_Work to be completed_
For this exercise, transcribe all of the entries exactly.
--
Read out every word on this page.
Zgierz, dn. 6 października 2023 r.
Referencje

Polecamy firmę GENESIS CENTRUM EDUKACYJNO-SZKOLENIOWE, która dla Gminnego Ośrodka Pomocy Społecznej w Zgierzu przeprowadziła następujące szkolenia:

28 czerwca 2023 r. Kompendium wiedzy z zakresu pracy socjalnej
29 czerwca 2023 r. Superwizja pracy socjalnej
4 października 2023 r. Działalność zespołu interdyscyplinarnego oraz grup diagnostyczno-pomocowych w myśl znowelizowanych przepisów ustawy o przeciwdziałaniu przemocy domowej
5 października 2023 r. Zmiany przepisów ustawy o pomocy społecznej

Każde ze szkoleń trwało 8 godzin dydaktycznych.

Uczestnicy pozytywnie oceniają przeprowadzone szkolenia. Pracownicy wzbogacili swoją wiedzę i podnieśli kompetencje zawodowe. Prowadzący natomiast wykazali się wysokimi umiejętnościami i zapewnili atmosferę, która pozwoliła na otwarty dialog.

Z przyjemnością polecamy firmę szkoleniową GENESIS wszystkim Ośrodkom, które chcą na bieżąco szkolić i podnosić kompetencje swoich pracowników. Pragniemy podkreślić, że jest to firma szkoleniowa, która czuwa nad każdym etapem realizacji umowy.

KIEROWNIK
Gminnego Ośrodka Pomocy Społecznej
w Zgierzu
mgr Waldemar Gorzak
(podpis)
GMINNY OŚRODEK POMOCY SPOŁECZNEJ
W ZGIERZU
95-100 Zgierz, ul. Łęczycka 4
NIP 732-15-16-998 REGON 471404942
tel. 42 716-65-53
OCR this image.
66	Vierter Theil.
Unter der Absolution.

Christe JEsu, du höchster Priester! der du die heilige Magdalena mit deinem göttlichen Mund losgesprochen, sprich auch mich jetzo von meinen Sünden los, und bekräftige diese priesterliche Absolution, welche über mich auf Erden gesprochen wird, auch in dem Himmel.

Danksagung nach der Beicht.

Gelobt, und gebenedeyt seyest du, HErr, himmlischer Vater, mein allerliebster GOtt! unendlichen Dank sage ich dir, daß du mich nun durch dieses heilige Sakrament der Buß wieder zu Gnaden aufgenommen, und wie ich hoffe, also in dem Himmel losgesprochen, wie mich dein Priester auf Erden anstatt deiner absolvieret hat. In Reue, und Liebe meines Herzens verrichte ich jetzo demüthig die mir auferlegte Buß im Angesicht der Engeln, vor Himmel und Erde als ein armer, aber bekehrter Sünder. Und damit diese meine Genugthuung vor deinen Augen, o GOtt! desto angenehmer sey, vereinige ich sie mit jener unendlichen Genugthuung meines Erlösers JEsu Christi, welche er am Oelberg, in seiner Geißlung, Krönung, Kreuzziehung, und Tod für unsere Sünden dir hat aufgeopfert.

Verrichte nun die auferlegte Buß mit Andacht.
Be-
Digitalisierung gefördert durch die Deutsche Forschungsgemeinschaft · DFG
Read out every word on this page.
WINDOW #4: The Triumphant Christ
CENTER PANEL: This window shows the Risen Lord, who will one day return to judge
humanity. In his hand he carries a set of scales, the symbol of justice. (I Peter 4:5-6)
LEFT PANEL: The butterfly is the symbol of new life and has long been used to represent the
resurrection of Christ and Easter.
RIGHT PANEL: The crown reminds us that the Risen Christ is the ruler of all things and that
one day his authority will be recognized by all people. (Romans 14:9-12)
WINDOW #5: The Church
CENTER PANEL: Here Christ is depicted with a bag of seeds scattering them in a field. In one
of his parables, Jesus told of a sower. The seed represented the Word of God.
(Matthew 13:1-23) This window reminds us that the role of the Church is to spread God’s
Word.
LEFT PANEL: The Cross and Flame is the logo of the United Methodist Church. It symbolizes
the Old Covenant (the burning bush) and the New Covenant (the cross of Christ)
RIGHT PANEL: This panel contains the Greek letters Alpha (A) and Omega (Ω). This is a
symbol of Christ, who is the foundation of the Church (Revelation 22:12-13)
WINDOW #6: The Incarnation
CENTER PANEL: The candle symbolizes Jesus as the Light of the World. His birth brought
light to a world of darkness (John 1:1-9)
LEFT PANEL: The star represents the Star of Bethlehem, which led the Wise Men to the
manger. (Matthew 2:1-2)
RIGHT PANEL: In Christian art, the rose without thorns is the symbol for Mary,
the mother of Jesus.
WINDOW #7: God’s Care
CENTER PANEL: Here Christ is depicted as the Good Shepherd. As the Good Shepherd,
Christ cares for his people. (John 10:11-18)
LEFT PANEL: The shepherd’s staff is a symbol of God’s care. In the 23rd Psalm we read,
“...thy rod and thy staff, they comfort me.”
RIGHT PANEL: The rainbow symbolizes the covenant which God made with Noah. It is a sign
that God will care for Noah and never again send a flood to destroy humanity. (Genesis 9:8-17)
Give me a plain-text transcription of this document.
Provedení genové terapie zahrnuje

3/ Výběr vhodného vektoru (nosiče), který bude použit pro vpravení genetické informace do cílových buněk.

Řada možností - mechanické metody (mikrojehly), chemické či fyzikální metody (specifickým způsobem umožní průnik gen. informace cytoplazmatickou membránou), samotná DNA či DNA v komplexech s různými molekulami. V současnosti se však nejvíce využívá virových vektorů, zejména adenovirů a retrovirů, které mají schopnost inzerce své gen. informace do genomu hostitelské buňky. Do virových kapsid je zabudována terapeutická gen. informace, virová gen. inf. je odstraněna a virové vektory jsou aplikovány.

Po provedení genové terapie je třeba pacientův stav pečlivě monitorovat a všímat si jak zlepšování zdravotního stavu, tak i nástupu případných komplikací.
--
_Response box_
Read out every word on this page.
Zgierz, dn. 6 października 2023 r.
Referencje

Polecamy firmę GENESIS CENTRUM EDUKACYJNO-SZKOLENIOWE, która dla Gminnego Ośrodka Pomocy Społecznej w Zgierzu przeprowadziła następujące szkolenia:

28 czerwca 2023 r. Kompendium wiedzy z zakresu pracy socjalnej
29 czerwca 2023 r. Superwizja pracy socjalnej
4 października 2023 r. Działalność zespołu interdyscyplinarnego oraz grup diagnostyczno-pomocowych w myśl znowelizowanych przepisów ustawy o przeciwdziałaniu przemocy domowej
5 października 2023 r. Zmiany przepisów ustawy o pomocy społecznej

Każde ze szkoleń trwało 8 godzin dydaktycznych.

Uczestnicy pozytywnie oceniają przeprowadzone szkolenia. Pracownicy wzbogacili swoją wiedzę i podnieśli kompetencje zawodowe. Prowadzący natomiast wykazali się wysokimi umiejętnościami i zapewnili atmosferę, która pozwoliła na otwarty dialog.

Z przyjemnością polecamy firmę szkoleniową GENESIS wszystkim Ośrodkom, które chcą na bieżąco szkolić i podnosić kompetencje swoich pracowników. Pragniemy podkreślić, że jest to firma szkoleniowa, która czuwa nad każdym etapem realizacji umowy.

KIEROWNIK
Gminnego Ośrodka Pomocy Społecznej
w Zgierzu
mgr Waldemar Gorzak
(podpis)
GMINNY OŚRODEK POMOCY SPOŁECZNEJ
W ZGIERZU
95-100 Zgierz, ul. Łęczycka 4
NIP 732-15-16-998 REGON 471404942
tel. 42 716-65-53
OCR this image.
66	Vierter Theil.
Unter der Absolution.

Christe JEsu, du höchster Priester! der du die heilige Magdalena mit deinem göttlichen Mund losgesprochen, sprich auch mich jetzo von meinen Sünden los, und bekräftige diese priesterliche Absolution, welche über mich auf Erden gesprochen wird, auch in dem Himmel.

Danksagung nach der Beicht.

Gelobt, und gebenedeyt seyest du, HErr, himmlischer Vater, mein allerliebster GOtt! unendlichen Dank sage ich dir, daß du mich nun durch dieses heilige Sakrament der Buß wieder zu Gnaden aufgenommen, und wie ich hoffe, also in dem Himmel losgesprochen, wie mich dein Priester auf Erden anstatt deiner absolvieret hat. In Reue, und Liebe meines Herzens verrichte ich jetzo demüthig die mir auferlegte Buß im Angesicht der Engeln, vor Himmel und Erde als ein armer, aber bekehrter Sünder. Und damit diese meine Genugthuung vor deinen Augen, o GOtt! desto angenehmer sey, vereinige ich sie mit jener unendlichen Genugthuung meines Erlösers JEsu Christi, welche er am Oelberg, in seiner Geißlung, Krönung, Kreuzziehung, und Tod für unsere Sünden dir hat aufgeopfert.

Verrichte nun die auferlegte Buß mit Andacht.
Be-
Digitalisierung gefördert durch die Deutsche Forschungsgemeinschaft · DFG
Read out every word on this page.
WINDOW #4: The Triumphant Christ
CENTER PANEL: This window shows the Risen Lord, who will one day return to judge
humanity. In his hand he carries a set of scales, the symbol of justice. (I Peter 4:5-6)
LEFT PANEL: The butterfly is the symbol of new life and has long been used to represent the
resurrection of Christ and Easter.
RIGHT PANEL: The crown reminds us that the Risen Christ is the ruler of all things and that
one day his authority will be recognized by all people. (Romans 14:9-12)
WINDOW #5: The Church
CENTER PANEL: Here Christ is depicted with a bag of seeds scattering them in a field. In one
of his parables, Jesus told of a sower. The seed represented the Word of God.
(Matthew 13:1-23) This window reminds us that the role of the Church is to spread God’s
Word.
LEFT PANEL: The Cross and Flame is the logo of the United Methodist Church. It symbolizes
the Old Covenant (the burning bush) and the New Covenant (the cross of Christ)
RIGHT PANEL: This panel contains the Greek letters Alpha (A) and Omega (Ω). This is a
symbol of Christ, who is the foundation of the Church (Revelation 22:12-13)
WINDOW #6: The Incarnation
CENTER PANEL: The candle symbolizes Jesus as the Light of the World. His birth brought
light to a world of darkness (John 1:1-9)
LEFT PANEL: The star represents the Star of Bethlehem, which led the Wise Men to the
manger. (Matthew 2:1-2)
RIGHT PANEL: In Christian art, the rose without thorns is the symbol for Mary,
the mother of Jesus.
WINDOW #7: God’s Care
CENTER PANEL: Here Christ is depicted as the Good Shepherd. As the Good Shepherd,
Christ cares for his people. (John 10:11-18)
LEFT PANEL: The shepherd’s staff is a symbol of God’s care. In the 23rd Psalm we read,
“...thy rod and thy staff, they comfort me.”
RIGHT PANEL: The rainbow symbolizes the covenant which God made with Noah. It is a sign
that God will care for Noah and never again send a flood to destroy humanity. (Genesis 9:8-17)
Give me a plain-text transcription of this document.
Provedení genové terapie zahrnuje

3/ Výběr vhodného vektoru (nosiče), který bude použit pro vpravení genetické informace do cílových buněk.

Řada možností - mechanické metody (mikrojehly), chemické či fyzikální metody (specifickým způsobem umožní průnik gen. informace cytoplazmatickou membránou), samotná DNA či DNA v komplexech s různými molekulami. V současnosti se však nejvíce využívá virových vektorů, zejména adenovirů a retrovirů, které mají schopnost inzerce své gen. informace do genomu hostitelské buňky. Do virových kapsid je zabudována terapeutická gen. informace, virová gen. inf. je odstraněna a virové vektory jsou aplikovány.

Po provedení genové terapie je třeba pacientův stav pečlivě monitorovat a všímat si jak zlepšování zdravotního stavu, tak i nástupu případných komplikací.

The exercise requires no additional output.